[start Data lines]
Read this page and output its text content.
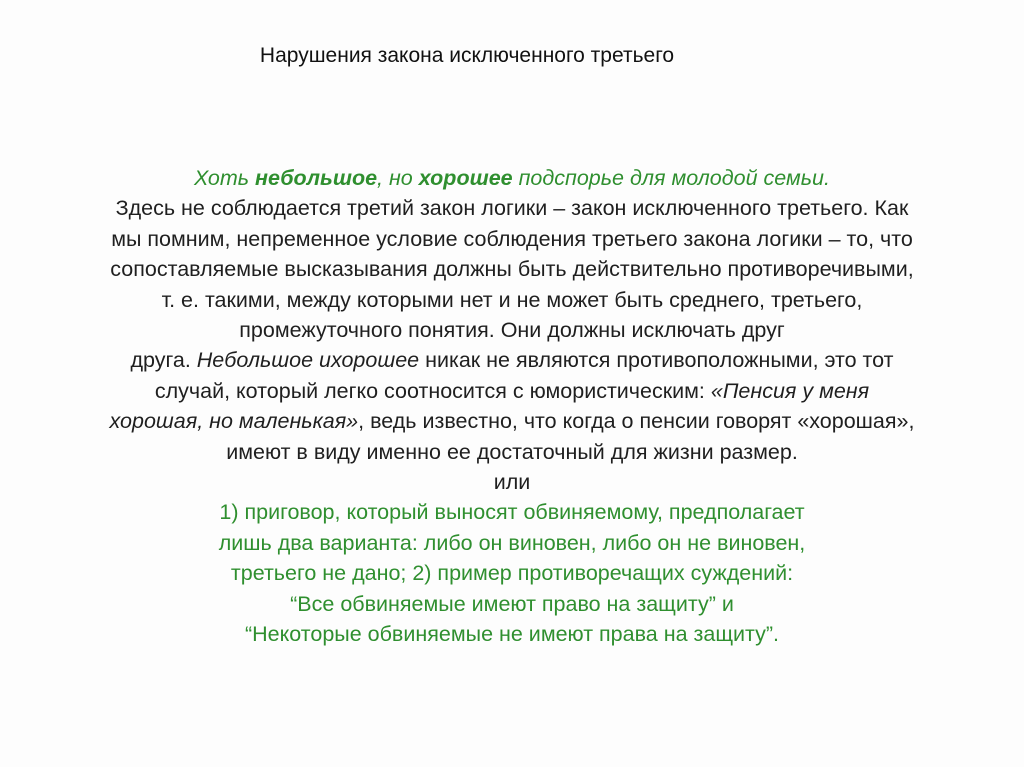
Нарушения закона исключенного третьего
Хоть небольшое, но хорошее подспорье для молодой семьи.
Здесь не соблюдается третий закон логики – закон исключенного третьего. Как
мы помним, непременное условие соблюдения третьего закона логики – то, что
сопоставляемые высказывания должны быть действительно противоречивыми,
т. е. такими, между которыми нет и не может быть среднего, третьего,
промежуточного понятия. Они должны исключать друг
друга. Небольшое ихорошее никак не являются противоположными, это тот
случай, который легко соотносится с юмористическим: «Пенсия у меня
хорошая, но маленькая», ведь известно, что когда о пенсии говорят «хорошая»,
имеют в виду именно ее достаточный для жизни размер.
или
1) приговор, который выносят обвиняемому, предполагает
лишь два варианта: либо он виновен, либо он не виновен,
третьего не дано; 2) пример противоречащих суждений:
“Все обвиняемые имеют право на защиту” и
“Некоторые обвиняемые не имеют права на защиту”.
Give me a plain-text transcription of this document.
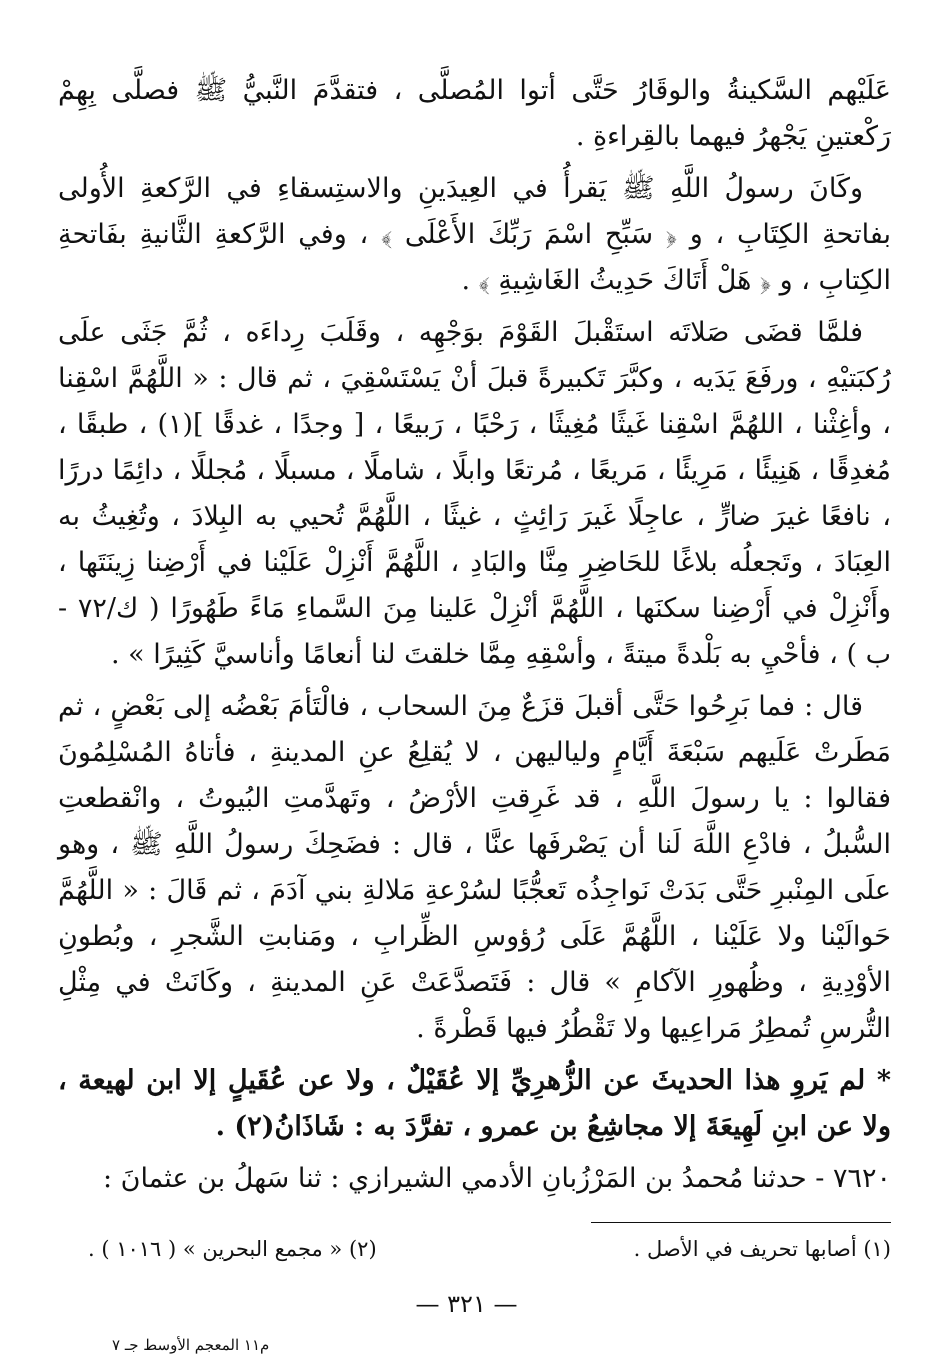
عَلَيْهم السَّكينةُ والوقَارُ حَتَّى أتوا المُصلَّى ، فتقدَّمَ النَّبيُّ ﷺ فصلَّى بِهِمْ رَكْعتينِ يَجْهرُ فيهما بالقِراءةِ .

وكَانَ رسولُ اللَّهِ ﷺ يَقرأُ في العِيدَينِ والاستِسقاءِ في الرَّكعةِ الأُولى بفاتحةِ الكِتَابِ ، و ﴿ سَبِّحِ اسْمَ رَبِّكَ الأَعْلَى ﴾ ، وفي الرَّكعةِ الثَّانيةِ بفَاتحةِ الكِتابِ ، و ﴿ هَلْ أَتَاكَ حَدِيثُ الغَاشِيةِ ﴾ .

فلمَّا قضَى صَلاتَه استَقْبلَ القَوْمَ بوَجْهِه ، وقَلَبَ رِداءَه ، ثُمَّ جَثَى علَى رُكبَتيْهِ ، ورفَعَ يَدَيه ، وكبَّرَ تَكبيرةً قبلَ أنْ يَسْتَسْقِيَ ، ثم قال : « اللَّهُمَّ اسْقِنا ، وأغِثْنا ، اللهُمَّ اسْقِنا غَيثًا مُغِيثًا ، رَحْبًا ، رَبيعًا ، [ وجدًا ، غدقًا ](١) ، طبقًا ، مُغدِقًا ، هَنِيئًا ، مَرِيئًا ، مَريعًا ، مُرتعًا وابلًا ، شاملًا ، مسبلًا ، مُجللًا ، دائِمًا دررًا ، نافعًا غيرَ ضارٍّ ، عاجِلًا غَيرَ رَائِثٍ ، غيثًا ، اللَّهُمَّ تُحيي به البِلادَ ، وتُغِيثُ به العِبَادَ ، وتَجعلُه بلاغًا للحَاضِرِ مِنَّا والبَادِ ، اللَّهُمَّ أَنْزِلْ عَلَيْنا في أَرْضِنا زِينَتَها ، وأَنْزِلْ في أَرْضِنا سكنَها ، اللَّهُمَّ أنْزِلْ عَلينا مِنَ السَّماءِ مَاءً طَهُورًا ( ك/٧٢ - ب ) ، فأحْيِ به بَلْدةً ميتةً ، وأسْقِهِ مِمَّا خلقتَ لنا أنعامًا وأناسيَّ كَثِيرًا » .

قال : فما بَرِحُوا حَتَّى أقبلَ قزَعٌ مِنَ السحاب ، فالْتَأمَ بَعْضُه إلى بَعْضٍ ، ثم مَطَرتْ عَلَيهم سَبْعَةَ أَيَّامٍ ولياليهن ، لا يُقلِعُ عنِ المدينةِ ، فأتاهُ المُسْلِمُونَ فقالوا : يا رسولَ اللَّهِ ، قد غَرِقتِ الأرْضُ ، وتَهدَّمتِ البُيوتُ ، وانْقطعتِ السُّبلُ ، فادْعِ اللَّهَ لَنا أن يَصْرفَها عنَّا ، قال : فضَحِكَ رسولُ اللَّهِ ﷺ ، وهو علَى المِنْبرِ حَتَّى بَدَتْ نَواجِذُه تَعجُّبًا لسُرْعةِ مَلالةِ بني آدَمَ ، ثم قَالَ : « اللَّهُمَّ حَوالَيْنا ولا عَلَيْنا ، اللَّهُمَّ عَلَى رُؤوسِ الظِّرابِ ، ومَنابتِ الشَّجرِ ، وبُطونِ الأوْدِيةِ ، وظُهورِ الآكامِ » قال : فَتَصدَّعَتْ عَنِ المدينةِ ، وكَانَتْ في مِثْلِ التُّرسِ تُمطِرُ مَراعِيها ولا تَقْطُرُ فيها قَطْرةً .

* لم يَروِ هذا الحديثَ عن الزُّهرِيِّ إلا عُقَيْلٌ ، ولا عن عُقَيلٍ إلا ابن لهيعة ، ولا عن ابنِ لَهِيعَةَ إلا مجاشِعُ بن عمرو ، تفرَّدَ به : شَاذَانُ(٢) .

٧٦٢٠ - حدثنا مُحمدُ بن المَرْزُبانِ الأدمي الشيرازي : ثنا سَهلُ بن عثمانَ :

(١) أصابها تحريف في الأصل .
(٢) « مجمع البحرين » ( ١٠١٦ ) .
— ٣٢١ —
م١١ المعجم الأوسط جـ ٧
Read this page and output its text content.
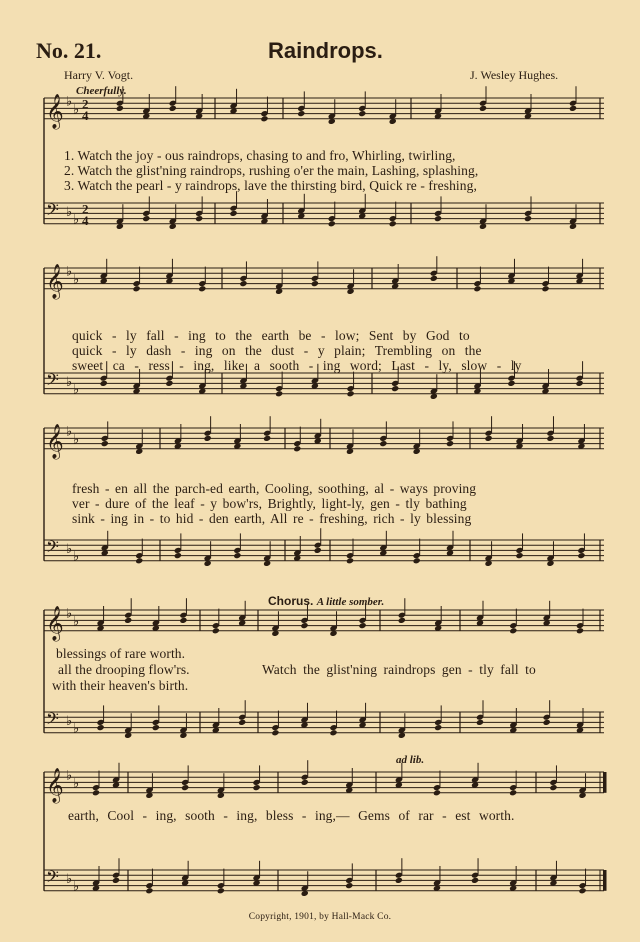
No. 21.	Raindrops.
Harry V. Vogt.	J. Wesley Hughes.
Cheerfully.
𝄞 ♭
♭ 2
4
𝄢 ♭
♭
2
4
𝄞 ♭
♭
𝄢 ♭
♭
𝄞 ♭
♭
𝄢 ♭
♭
𝄞 ♭
♭
𝄢 ♭
♭
𝄞 ♭
♭
𝄢 ♭
♭
1. Watch the joy - ous raindrops, chasing to and fro, Whirling, twirling,
2. Watch the glist'ning raindrops, rushing o'er the main, Lashing, splashing,
3. Watch the pearl - y raindrops, lave the thirsting bird, Quick re - freshing,
quick - ly fall - ing to the earth be - low; Sent by God to
quick - ly dash - ing on the dust - y plain; Trembling on the
sweet ca - ress - ing, like a sooth - ing word; Last - ly, slow - ly
fresh - en all the parch-ed earth, Cooling, soothing, al - ways proving
ver - dure of the leaf - y bow'rs, Brightly, light-ly, gen - tly bathing
sink - ing in - to hid - den earth, All re - freshing, rich - ly blessing
Chorus. A little somber.
blessings of rare worth.
all the drooping flow'rs.
with their heaven's birth.
Watch the glist'ning raindrops gen - tly fall to
ad lib.
earth, Cool - ing, sooth - ing, bless - ing,— Gems of rar - est worth.
Copyright, 1901, by Hall-Mack Co.
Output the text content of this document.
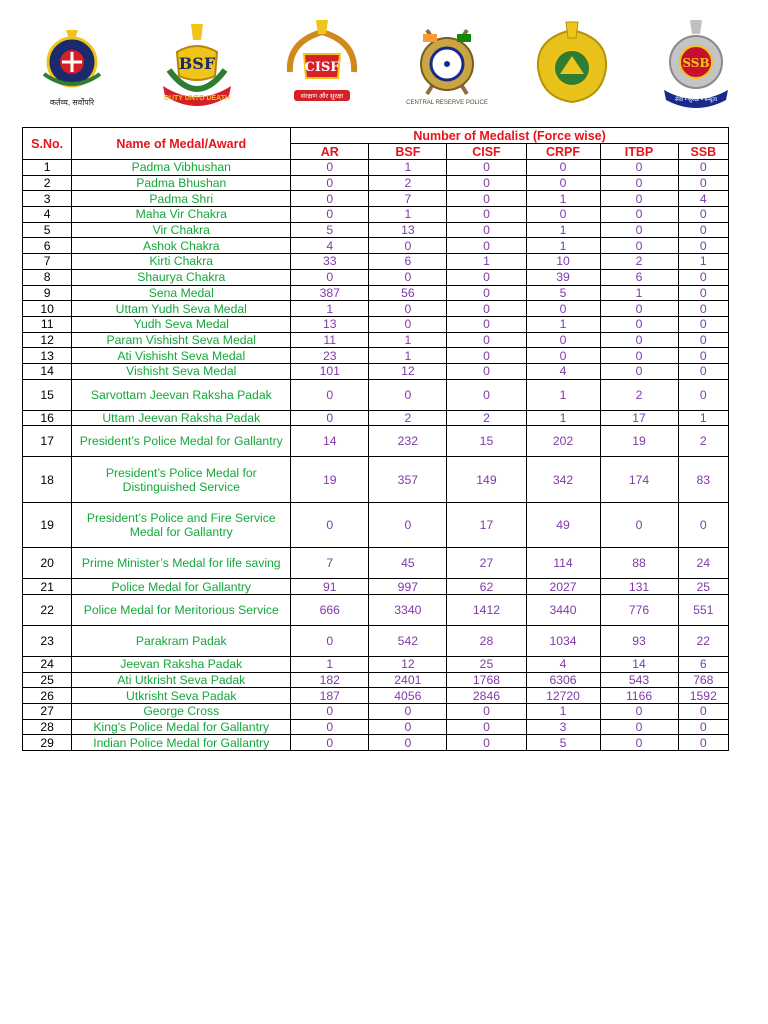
कर्तव्य, सर्वोपरि
BSF
DUTY UNTO DEATH
CISF
संरक्षण और सुरक्षा
CENTRAL RESERVE POLICE
SSB
सेवा • सुरक्षा • बन्धुत्व
S.No.	Name of Medal/Award	Number of Medalist (Force wise)					
		AR	BSF	CISF	CRPF	ITBP	SSB
1	Padma Vibhushan	0	1	0	0	0	0
2	Padma Bhushan	0	2	0	0	0	0
3	Padma Shri	0	7	0	1	0	4
4	Maha Vir Chakra	0	1	0	0	0	0
5	Vir Chakra	5	13	0	1	0	0
6	Ashok Chakra	4	0	0	1	0	0
7	Kirti Chakra	33	6	1	10	2	1
8	Shaurya Chakra	0	0	0	39	6	0
9	Sena Medal	387	56	0	5	1	0
10	Uttam Yudh Seva Medal	1	0	0	0	0	0
11	Yudh Seva Medal	13	0	0	1	0	0
12	Param Vishisht Seva Medal	11	1	0	0	0	0
13	Ati Vishisht Seva Medal	23	1	0	0	0	0
14	Vishisht Seva Medal	101	12	0	4	0	0
15	Sarvottam Jeevan Raksha Padak	0	0	0	1	2	0
16	Uttam Jeevan Raksha Padak	0	2	2	1	17	1
17	President’s Police Medal for Gallantry	14	232	15	202	19	2
18	President’s Police Medal for Distinguished Service	19	357	149	342	174	83
19	President’s Police and Fire Service Medal for Gallantry	0	0	17	49	0	0
20	Prime Minister’s Medal for life saving	7	45	27	114	88	24
21	Police Medal for Gallantry	91	997	62	2027	131	25
22	Police Medal for Meritorious Service	666	3340	1412	3440	776	551
23	Parakram Padak	0	542	28	1034	93	22
24	Jeevan Raksha Padak	1	12	25	4	14	6
25	Ati Utkrisht Seva Padak	182	2401	1768	6306	543	768
26	Utkrisht Seva Padak	187	4056	2846	12720	1166	1592
27	George Cross	0	0	0	1	0	0
28	King's Police Medal for Gallantry	0	0	0	3	0	0
29	Indian Police Medal for Gallantry	0	0	0	5	0	0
[end Data lines]
**Written instruction:** Copy every line of the data that holds the string "ning".

**Exercise solution:**
2. Watch the glist'ning raindrops, rushing o'er the main, Lashing, splashing,
Watch the glist'ning raindrops gen - tly fall to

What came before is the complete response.